■ **Given task**: Copy every line in which the string "series" occurs.
### Supplied material ###
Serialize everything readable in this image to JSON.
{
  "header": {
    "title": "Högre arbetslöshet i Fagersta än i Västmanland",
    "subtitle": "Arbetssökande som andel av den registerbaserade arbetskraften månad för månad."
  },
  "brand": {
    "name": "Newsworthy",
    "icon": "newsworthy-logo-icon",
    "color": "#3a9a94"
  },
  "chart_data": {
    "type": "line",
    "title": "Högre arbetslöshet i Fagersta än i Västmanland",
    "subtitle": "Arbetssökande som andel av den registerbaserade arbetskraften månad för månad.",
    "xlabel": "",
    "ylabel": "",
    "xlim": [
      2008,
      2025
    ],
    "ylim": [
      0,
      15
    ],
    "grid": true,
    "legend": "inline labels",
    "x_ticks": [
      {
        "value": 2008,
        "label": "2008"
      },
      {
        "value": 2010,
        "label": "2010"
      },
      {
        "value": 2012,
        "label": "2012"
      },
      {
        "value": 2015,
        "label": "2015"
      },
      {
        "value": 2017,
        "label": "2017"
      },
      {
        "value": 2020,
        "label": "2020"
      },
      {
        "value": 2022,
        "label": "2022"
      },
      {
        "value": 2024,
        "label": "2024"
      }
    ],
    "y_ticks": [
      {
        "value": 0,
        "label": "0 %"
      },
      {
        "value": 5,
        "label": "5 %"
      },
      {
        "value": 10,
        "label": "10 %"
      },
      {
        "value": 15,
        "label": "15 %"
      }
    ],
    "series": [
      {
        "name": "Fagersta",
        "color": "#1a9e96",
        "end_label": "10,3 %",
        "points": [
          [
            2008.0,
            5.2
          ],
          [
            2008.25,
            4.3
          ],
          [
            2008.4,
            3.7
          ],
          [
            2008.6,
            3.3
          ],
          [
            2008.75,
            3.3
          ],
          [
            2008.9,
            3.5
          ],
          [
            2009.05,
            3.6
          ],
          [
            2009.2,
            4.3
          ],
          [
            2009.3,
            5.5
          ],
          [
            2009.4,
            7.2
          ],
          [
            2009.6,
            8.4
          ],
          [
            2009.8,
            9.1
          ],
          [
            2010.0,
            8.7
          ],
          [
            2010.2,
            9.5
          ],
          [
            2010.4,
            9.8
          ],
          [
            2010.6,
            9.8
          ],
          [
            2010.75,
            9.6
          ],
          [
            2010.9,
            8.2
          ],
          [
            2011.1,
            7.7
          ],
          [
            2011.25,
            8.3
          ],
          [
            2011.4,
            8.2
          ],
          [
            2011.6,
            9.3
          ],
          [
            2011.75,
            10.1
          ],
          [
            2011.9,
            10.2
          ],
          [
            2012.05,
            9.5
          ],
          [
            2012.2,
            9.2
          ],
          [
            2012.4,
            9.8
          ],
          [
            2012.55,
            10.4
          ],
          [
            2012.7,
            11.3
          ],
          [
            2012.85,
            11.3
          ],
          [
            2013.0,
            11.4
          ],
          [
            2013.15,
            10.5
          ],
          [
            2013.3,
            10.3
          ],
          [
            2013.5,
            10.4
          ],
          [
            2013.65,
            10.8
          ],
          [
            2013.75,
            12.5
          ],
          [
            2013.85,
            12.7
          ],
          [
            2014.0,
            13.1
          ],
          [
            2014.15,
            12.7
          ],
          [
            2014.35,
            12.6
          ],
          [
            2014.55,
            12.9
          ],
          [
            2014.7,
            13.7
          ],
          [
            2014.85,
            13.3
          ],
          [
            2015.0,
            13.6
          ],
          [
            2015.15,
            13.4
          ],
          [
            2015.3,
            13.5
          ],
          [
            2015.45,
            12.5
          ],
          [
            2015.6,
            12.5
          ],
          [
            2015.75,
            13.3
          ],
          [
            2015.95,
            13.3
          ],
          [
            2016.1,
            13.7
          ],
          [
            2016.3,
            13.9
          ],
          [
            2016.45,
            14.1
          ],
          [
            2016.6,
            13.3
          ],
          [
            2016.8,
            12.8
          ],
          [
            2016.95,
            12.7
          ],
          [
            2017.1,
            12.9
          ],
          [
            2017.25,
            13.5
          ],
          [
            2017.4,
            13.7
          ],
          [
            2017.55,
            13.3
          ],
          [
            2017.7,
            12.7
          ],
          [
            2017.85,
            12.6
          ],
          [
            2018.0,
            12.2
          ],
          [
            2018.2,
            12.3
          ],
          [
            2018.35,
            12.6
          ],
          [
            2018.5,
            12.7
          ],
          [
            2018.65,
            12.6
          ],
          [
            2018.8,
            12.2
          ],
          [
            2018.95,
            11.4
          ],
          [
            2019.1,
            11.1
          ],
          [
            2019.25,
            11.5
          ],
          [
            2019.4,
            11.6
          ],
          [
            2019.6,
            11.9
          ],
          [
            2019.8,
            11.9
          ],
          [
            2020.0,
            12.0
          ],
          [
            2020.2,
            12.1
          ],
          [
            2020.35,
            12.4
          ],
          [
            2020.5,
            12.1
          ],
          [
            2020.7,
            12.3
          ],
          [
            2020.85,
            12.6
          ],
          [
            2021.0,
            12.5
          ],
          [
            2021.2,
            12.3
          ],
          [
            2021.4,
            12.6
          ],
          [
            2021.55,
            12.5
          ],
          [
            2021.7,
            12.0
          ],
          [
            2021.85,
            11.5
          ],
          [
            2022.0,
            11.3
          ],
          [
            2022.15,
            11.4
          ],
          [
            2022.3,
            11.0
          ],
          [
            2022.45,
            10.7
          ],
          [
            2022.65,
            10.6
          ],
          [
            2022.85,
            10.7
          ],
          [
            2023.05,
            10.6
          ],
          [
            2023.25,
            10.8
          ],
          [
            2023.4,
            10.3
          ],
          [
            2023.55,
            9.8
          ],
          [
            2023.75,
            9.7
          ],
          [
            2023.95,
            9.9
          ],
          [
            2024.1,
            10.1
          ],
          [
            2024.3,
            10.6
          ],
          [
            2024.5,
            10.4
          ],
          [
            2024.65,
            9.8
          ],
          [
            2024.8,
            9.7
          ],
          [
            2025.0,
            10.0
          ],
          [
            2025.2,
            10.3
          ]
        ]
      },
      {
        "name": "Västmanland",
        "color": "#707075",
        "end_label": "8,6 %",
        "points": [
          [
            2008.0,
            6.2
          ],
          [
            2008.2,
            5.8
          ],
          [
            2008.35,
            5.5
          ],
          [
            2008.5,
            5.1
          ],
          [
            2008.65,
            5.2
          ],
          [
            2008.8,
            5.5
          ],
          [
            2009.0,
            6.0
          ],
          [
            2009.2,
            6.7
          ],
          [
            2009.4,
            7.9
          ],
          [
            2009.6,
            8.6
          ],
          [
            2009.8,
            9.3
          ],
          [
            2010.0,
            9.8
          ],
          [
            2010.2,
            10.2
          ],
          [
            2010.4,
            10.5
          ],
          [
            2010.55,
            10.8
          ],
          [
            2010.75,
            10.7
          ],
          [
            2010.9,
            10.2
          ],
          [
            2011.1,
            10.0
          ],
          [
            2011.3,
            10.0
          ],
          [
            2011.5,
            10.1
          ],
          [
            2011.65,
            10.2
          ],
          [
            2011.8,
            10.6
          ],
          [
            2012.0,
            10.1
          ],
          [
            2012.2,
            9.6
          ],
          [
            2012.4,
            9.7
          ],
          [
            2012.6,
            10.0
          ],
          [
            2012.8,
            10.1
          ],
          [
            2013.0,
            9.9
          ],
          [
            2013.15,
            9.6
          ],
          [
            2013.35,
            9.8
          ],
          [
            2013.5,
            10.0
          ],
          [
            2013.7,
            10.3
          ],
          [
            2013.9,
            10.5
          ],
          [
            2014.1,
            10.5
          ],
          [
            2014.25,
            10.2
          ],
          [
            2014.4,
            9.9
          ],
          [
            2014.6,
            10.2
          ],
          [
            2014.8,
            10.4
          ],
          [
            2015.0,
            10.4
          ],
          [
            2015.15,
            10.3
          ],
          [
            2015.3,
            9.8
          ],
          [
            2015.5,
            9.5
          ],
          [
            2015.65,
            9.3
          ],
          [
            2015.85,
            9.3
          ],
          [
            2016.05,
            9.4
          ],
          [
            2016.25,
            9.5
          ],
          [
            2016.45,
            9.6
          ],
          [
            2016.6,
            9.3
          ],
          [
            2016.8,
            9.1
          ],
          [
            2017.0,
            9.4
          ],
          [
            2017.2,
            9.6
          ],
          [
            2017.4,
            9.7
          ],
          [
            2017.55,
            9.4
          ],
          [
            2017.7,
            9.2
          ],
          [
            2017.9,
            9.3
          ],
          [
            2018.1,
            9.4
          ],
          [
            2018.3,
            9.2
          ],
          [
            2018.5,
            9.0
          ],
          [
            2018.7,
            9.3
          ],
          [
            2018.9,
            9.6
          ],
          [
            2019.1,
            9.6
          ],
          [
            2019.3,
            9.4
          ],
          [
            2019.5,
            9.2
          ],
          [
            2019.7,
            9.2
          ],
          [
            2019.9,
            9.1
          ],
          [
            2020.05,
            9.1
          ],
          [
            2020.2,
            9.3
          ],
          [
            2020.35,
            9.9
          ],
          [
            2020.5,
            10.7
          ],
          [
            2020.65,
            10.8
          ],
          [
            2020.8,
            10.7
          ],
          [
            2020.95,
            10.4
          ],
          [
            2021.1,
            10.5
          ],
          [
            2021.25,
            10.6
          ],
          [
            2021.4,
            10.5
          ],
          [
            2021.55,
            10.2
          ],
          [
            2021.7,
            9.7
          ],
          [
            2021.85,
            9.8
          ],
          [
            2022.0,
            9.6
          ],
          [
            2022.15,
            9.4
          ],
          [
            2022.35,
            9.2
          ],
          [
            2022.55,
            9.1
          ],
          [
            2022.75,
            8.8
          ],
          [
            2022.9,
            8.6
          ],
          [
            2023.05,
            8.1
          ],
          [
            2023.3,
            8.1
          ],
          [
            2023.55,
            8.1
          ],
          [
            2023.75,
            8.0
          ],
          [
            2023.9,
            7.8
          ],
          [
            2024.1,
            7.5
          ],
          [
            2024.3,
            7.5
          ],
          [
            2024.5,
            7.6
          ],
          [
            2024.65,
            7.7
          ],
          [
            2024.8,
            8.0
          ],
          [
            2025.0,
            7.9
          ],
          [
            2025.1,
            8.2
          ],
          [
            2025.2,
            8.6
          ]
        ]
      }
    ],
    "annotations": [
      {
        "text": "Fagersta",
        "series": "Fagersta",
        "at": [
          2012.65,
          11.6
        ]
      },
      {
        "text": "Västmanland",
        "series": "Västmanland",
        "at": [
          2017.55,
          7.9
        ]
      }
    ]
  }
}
###
■ **Written reply**:
    "series": [
        "series": "Fagersta",
        "series": "Västmanland",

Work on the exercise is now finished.